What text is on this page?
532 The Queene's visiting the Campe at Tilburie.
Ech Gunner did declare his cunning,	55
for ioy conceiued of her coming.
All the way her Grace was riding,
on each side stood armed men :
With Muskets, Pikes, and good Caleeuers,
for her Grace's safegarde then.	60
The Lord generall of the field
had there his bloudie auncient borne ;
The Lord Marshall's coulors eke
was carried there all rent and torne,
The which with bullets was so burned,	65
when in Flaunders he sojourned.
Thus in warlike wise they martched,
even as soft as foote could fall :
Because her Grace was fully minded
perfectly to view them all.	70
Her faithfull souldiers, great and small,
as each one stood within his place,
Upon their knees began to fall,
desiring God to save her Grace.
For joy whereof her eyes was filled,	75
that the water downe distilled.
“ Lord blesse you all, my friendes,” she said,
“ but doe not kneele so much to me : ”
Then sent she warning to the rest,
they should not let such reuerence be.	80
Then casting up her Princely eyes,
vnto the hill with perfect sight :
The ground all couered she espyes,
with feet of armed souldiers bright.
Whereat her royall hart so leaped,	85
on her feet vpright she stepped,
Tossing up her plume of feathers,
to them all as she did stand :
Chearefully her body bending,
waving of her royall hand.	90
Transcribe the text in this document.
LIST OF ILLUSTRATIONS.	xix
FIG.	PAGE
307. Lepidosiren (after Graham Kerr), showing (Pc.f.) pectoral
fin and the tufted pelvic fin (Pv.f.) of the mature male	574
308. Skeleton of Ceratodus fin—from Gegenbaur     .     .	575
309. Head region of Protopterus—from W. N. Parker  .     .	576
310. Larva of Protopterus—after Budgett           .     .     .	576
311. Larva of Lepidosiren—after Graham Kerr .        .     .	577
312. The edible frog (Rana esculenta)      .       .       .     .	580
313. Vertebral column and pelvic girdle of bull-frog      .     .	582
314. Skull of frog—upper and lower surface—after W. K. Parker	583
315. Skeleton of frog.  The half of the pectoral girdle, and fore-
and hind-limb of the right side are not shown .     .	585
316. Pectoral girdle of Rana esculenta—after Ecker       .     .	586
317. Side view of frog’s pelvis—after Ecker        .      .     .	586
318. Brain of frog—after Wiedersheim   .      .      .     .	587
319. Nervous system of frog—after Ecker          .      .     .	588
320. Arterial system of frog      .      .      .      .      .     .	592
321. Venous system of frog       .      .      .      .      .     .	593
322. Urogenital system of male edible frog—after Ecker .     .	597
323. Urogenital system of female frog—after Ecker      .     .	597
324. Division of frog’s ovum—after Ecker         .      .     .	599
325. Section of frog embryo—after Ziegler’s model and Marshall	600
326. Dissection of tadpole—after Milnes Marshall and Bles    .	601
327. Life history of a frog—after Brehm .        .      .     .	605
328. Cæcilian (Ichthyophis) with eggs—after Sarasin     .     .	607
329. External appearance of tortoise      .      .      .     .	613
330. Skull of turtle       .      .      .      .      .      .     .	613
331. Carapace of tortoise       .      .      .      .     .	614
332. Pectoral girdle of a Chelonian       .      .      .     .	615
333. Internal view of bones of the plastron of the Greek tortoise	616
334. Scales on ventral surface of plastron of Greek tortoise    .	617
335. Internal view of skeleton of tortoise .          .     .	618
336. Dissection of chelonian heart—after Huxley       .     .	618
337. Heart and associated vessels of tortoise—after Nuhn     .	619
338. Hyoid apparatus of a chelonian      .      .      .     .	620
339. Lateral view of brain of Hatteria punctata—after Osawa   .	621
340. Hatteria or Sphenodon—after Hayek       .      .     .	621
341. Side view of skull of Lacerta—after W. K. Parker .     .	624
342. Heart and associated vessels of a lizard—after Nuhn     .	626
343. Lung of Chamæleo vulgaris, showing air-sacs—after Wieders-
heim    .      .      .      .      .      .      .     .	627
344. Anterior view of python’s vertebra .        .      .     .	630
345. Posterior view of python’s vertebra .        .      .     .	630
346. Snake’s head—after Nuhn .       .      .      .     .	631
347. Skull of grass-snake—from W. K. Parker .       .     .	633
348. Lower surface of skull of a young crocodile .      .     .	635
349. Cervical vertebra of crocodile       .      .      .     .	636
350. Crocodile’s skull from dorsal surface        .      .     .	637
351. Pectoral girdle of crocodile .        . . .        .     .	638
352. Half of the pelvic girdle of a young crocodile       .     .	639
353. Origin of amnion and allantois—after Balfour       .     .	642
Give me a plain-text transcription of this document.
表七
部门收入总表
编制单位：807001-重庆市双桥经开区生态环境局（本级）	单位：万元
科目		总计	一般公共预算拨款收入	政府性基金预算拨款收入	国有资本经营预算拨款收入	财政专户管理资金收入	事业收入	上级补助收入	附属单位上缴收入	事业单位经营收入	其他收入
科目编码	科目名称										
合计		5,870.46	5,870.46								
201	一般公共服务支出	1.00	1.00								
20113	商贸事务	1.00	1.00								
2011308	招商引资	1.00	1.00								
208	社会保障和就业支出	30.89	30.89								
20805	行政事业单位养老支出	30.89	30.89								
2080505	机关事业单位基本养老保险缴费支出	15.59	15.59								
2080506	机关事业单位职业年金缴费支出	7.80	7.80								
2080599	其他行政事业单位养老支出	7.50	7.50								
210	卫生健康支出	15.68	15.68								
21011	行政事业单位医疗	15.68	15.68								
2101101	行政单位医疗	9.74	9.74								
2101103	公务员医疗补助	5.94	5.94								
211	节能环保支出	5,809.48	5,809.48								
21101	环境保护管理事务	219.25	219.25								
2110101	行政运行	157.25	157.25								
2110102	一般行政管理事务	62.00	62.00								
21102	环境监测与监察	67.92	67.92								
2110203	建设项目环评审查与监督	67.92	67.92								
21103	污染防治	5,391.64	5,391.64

• Direction:
Retype the records above exactly.

• The solution:
What text is on this page?
532 The Queene's visiting the Campe at Tilburie.
Ech Gunner did declare his cunning,	55
for ioy conceiued of her coming.
All the way her Grace was riding,
on each side stood armed men :
With Muskets, Pikes, and good Caleeuers,
for her Grace's safegarde then.	60
The Lord generall of the field
had there his bloudie auncient borne ;
The Lord Marshall's coulors eke
was carried there all rent and torne,
The which with bullets was so burned,	65
when in Flaunders he sojourned.
Thus in warlike wise they martched,
even as soft as foote could fall :
Because her Grace was fully minded
perfectly to view them all.	70
Her faithfull souldiers, great and small,
as each one stood within his place,
Upon their knees began to fall,
desiring God to save her Grace.
For joy whereof her eyes was filled,	75
that the water downe distilled.
“ Lord blesse you all, my friendes,” she said,
“ but doe not kneele so much to me : ”
Then sent she warning to the rest,
they should not let such reuerence be.	80
Then casting up her Princely eyes,
vnto the hill with perfect sight :
The ground all couered she espyes,
with feet of armed souldiers bright.
Whereat her royall hart so leaped,	85
on her feet vpright she stepped,
Tossing up her plume of feathers,
to them all as she did stand :
Chearefully her body bending,
waving of her royall hand.	90
Transcribe the text in this document.
LIST OF ILLUSTRATIONS.	xix
FIG.	PAGE
307. Lepidosiren (after Graham Kerr), showing (Pc.f.) pectoral
fin and the tufted pelvic fin (Pv.f.) of the mature male	574
308. Skeleton of Ceratodus fin—from Gegenbaur     .     .	575
309. Head region of Protopterus—from W. N. Parker  .     .	576
310. Larva of Protopterus—after Budgett           .     .     .	576
311. Larva of Lepidosiren—after Graham Kerr .        .     .	577
312. The edible frog (Rana esculenta)      .       .       .     .	580
313. Vertebral column and pelvic girdle of bull-frog      .     .	582
314. Skull of frog—upper and lower surface—after W. K. Parker	583
315. Skeleton of frog.  The half of the pectoral girdle, and fore-
and hind-limb of the right side are not shown .     .	585
316. Pectoral girdle of Rana esculenta—after Ecker       .     .	586
317. Side view of frog’s pelvis—after Ecker        .      .     .	586
318. Brain of frog—after Wiedersheim   .      .      .     .	587
319. Nervous system of frog—after Ecker          .      .     .	588
320. Arterial system of frog      .      .      .      .      .     .	592
321. Venous system of frog       .      .      .      .      .     .	593
322. Urogenital system of male edible frog—after Ecker .     .	597
323. Urogenital system of female frog—after Ecker      .     .	597
324. Division of frog’s ovum—after Ecker         .      .     .	599
325. Section of frog embryo—after Ziegler’s model and Marshall	600
326. Dissection of tadpole—after Milnes Marshall and Bles    .	601
327. Life history of a frog—after Brehm .        .      .     .	605
328. Cæcilian (Ichthyophis) with eggs—after Sarasin     .     .	607
329. External appearance of tortoise      .      .      .     .	613
330. Skull of turtle       .      .      .      .      .      .     .	613
331. Carapace of tortoise       .      .      .      .     .	614
332. Pectoral girdle of a Chelonian       .      .      .     .	615
333. Internal view of bones of the plastron of the Greek tortoise	616
334. Scales on ventral surface of plastron of Greek tortoise    .	617
335. Internal view of skeleton of tortoise .          .     .	618
336. Dissection of chelonian heart—after Huxley       .     .	618
337. Heart and associated vessels of tortoise—after Nuhn     .	619
338. Hyoid apparatus of a chelonian      .      .      .     .	620
339. Lateral view of brain of Hatteria punctata—after Osawa   .	621
340. Hatteria or Sphenodon—after Hayek       .      .     .	621
341. Side view of skull of Lacerta—after W. K. Parker .     .	624
342. Heart and associated vessels of a lizard—after Nuhn     .	626
343. Lung of Chamæleo vulgaris, showing air-sacs—after Wieders-
heim    .      .      .      .      .      .      .     .	627
344. Anterior view of python’s vertebra .        .      .     .	630
345. Posterior view of python’s vertebra .        .      .     .	630
346. Snake’s head—after Nuhn .       .      .      .     .	631
347. Skull of grass-snake—from W. K. Parker .       .     .	633
348. Lower surface of skull of a young crocodile .      .     .	635
349. Cervical vertebra of crocodile       .      .      .     .	636
350. Crocodile’s skull from dorsal surface        .      .     .	637
351. Pectoral girdle of crocodile .        . . .        .     .	638
352. Half of the pelvic girdle of a young crocodile       .     .	639
353. Origin of amnion and allantois—after Balfour       .     .	642
Give me a plain-text transcription of this document.
表七
部门收入总表
编制单位：807001-重庆市双桥经开区生态环境局（本级）	单位：万元
科目		总计	一般公共预算拨款收入	政府性基金预算拨款收入	国有资本经营预算拨款收入	财政专户管理资金收入	事业收入	上级补助收入	附属单位上缴收入	事业单位经营收入	其他收入
科目编码	科目名称										
合计		5,870.46	5,870.46								
201	一般公共服务支出	1.00	1.00								
20113	商贸事务	1.00	1.00								
2011308	招商引资	1.00	1.00								
208	社会保障和就业支出	30.89	30.89								
20805	行政事业单位养老支出	30.89	30.89								
2080505	机关事业单位基本养老保险缴费支出	15.59	15.59								
2080506	机关事业单位职业年金缴费支出	7.80	7.80								
2080599	其他行政事业单位养老支出	7.50	7.50								
210	卫生健康支出	15.68	15.68								
21011	行政事业单位医疗	15.68	15.68								
2101101	行政单位医疗	9.74	9.74								
2101103	公务员医疗补助	5.94	5.94								
211	节能环保支出	5,809.48	5,809.48								
21101	环境保护管理事务	219.25	219.25								
2110101	行政运行	157.25	157.25								
2110102	一般行政管理事务	62.00	62.00								
21102	环境监测与监察	67.92	67.92								
2110203	建设项目环评审查与监督	67.92	67.92								
21103	污染防治	5,391.64	5,391.64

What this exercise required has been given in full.